------ Document excerpt

Troubleshooting

This topic describes possible issues users might encounter when using NGINX Gateway Fabric. When possible, suggested workarounds are provided.

General troubleshooting

When investigating a problem or requesting help, there are important data points that can be collected to help understand what issues may exist.

Resource status

To check the status of a resource, use kubectl describe. This example checks the status of the coffee HTTPRoute, which has an error:

kubectl describe httproutes.gateway.networking.k8s.io coffee [-n namespace]
...
Status:
  Parents:
    Conditions:
      Last Transition Time:  2024-05-31T17:20:51Z
      Message:               The route is accepted
      Observed Generation:   4
      Reason:                Accepted
      Status:                True
      Type:                  Accepted
      Last Transition Time:  2024-05-31T17:20:51Z
      Message:               spec.rules[0].backendRefs[0].name: Not found: "bad-backend"

------------
------ Provided records

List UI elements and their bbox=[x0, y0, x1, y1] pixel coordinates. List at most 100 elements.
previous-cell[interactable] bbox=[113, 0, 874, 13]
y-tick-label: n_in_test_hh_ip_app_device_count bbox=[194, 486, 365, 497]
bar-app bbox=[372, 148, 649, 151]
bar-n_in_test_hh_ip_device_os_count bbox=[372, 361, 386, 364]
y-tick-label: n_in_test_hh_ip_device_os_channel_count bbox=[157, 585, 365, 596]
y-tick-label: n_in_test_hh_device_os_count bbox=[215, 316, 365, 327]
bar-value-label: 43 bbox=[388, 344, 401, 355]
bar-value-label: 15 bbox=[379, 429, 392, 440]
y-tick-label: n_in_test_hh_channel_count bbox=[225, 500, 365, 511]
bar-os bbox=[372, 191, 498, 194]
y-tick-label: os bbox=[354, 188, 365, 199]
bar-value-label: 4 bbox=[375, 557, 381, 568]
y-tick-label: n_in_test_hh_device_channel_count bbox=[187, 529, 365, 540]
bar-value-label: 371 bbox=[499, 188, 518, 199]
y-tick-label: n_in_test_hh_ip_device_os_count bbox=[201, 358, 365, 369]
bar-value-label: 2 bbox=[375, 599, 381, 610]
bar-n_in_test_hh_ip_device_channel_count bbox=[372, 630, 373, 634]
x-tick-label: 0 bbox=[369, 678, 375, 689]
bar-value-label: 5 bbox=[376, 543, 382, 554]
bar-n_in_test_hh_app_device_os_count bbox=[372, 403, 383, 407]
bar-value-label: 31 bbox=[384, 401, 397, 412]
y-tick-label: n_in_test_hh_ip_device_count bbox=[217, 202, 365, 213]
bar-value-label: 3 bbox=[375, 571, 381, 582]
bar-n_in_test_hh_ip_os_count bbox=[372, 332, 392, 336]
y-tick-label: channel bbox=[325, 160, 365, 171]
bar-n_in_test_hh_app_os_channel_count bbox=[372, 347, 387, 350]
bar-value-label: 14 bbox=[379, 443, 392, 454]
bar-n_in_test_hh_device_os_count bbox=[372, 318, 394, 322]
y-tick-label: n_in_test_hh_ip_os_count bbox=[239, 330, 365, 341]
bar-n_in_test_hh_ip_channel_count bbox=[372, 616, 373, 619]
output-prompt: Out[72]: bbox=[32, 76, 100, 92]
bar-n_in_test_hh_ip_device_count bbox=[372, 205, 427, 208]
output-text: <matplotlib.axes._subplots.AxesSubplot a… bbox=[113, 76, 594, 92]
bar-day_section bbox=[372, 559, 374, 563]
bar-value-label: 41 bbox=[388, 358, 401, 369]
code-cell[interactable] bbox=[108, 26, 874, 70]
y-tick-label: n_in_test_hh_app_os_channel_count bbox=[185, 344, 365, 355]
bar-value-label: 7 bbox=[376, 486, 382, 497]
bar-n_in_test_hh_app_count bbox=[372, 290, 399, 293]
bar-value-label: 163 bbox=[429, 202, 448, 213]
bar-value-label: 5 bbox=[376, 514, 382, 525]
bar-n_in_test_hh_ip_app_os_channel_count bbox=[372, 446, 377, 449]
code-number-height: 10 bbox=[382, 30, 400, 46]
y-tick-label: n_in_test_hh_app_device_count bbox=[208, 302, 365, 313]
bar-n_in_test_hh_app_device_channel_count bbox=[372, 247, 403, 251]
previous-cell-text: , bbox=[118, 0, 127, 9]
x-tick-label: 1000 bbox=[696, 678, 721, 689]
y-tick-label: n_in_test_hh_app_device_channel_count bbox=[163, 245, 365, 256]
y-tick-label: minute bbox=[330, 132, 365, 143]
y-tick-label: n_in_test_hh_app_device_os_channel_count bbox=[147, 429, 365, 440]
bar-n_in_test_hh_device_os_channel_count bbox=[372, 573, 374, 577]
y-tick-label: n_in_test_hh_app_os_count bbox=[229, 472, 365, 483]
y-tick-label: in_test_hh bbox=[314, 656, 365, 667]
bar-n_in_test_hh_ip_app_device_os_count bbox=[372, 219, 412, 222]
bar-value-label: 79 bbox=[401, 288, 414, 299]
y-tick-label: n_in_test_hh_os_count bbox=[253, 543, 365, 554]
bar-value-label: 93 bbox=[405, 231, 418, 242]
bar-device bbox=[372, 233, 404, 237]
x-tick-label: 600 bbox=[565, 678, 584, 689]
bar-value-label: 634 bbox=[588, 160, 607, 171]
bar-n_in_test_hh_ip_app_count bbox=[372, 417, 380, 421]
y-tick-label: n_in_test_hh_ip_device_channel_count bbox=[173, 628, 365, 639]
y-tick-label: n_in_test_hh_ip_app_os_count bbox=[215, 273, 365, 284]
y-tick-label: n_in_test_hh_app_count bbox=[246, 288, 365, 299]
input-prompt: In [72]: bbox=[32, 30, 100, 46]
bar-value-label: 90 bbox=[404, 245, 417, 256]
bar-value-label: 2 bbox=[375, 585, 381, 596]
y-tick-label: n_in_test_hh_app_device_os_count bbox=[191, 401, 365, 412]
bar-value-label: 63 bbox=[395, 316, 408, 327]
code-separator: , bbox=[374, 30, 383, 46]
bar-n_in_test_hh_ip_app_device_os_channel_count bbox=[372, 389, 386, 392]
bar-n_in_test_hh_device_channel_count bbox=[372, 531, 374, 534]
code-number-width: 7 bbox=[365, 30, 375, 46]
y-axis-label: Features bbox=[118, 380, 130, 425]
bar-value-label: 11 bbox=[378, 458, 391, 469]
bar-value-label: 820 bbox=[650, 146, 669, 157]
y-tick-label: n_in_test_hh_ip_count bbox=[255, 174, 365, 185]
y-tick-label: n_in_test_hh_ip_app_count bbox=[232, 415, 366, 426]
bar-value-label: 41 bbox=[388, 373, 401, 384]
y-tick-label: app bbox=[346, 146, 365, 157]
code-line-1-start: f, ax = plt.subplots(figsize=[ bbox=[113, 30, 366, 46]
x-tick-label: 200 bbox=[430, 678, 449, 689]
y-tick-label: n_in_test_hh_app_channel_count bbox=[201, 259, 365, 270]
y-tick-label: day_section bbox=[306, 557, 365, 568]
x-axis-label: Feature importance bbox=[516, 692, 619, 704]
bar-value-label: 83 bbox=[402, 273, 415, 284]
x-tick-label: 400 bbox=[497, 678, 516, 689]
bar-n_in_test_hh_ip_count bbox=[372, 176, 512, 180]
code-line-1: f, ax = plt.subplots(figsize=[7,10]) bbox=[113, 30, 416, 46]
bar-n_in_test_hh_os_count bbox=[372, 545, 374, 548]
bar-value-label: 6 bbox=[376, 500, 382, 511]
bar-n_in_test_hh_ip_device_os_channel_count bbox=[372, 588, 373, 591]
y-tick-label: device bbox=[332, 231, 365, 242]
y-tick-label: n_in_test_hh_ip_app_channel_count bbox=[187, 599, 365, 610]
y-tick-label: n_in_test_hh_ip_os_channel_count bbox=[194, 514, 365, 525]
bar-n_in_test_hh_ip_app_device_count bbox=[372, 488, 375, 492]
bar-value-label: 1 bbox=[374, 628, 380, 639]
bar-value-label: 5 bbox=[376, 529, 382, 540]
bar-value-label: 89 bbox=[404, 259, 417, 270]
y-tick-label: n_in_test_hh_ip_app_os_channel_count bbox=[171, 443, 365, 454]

------------

_Exercise instructions_.
1/ Copy the passage of the troubleshooting guide that begins at the words "This topic describes" and stops after "issues may exist.", substituting "fixes" for "workarounds".
2/ Proceed with the NGINX Gateway Fabric troubleshooting guide from the point where it stops.

_Responses by task_.
1/
This topic describes possible issues users might encounter when using NGINX Gateway Fabric. When possible, suggested fixes are provided.

General troubleshooting

When investigating a problem or requesting help, there are important data points that can be collected to help understand what issues may exist.

2/
      Observed Generation:   4
      Reason:                BackendNotFound
      Status:                False
      Type:                  ResolvedRefs
    Controller Name:         gateway.nginx.org/nginx-gateway-controller
    Parent Ref:
      Group:         gateway.networking.k8s.io
      Kind:          Gateway
      Name:          gateway
      Namespace:     default
      Section Name:  http

If a resource has errors relating to its configuration or relationship to other resources, they can likely be read in the status. The ObservedGeneration in the status should match the ObservedGeneration of the resource. Otherwise, this could mean that the resource hasn’t been processed yet or that the status failed to update.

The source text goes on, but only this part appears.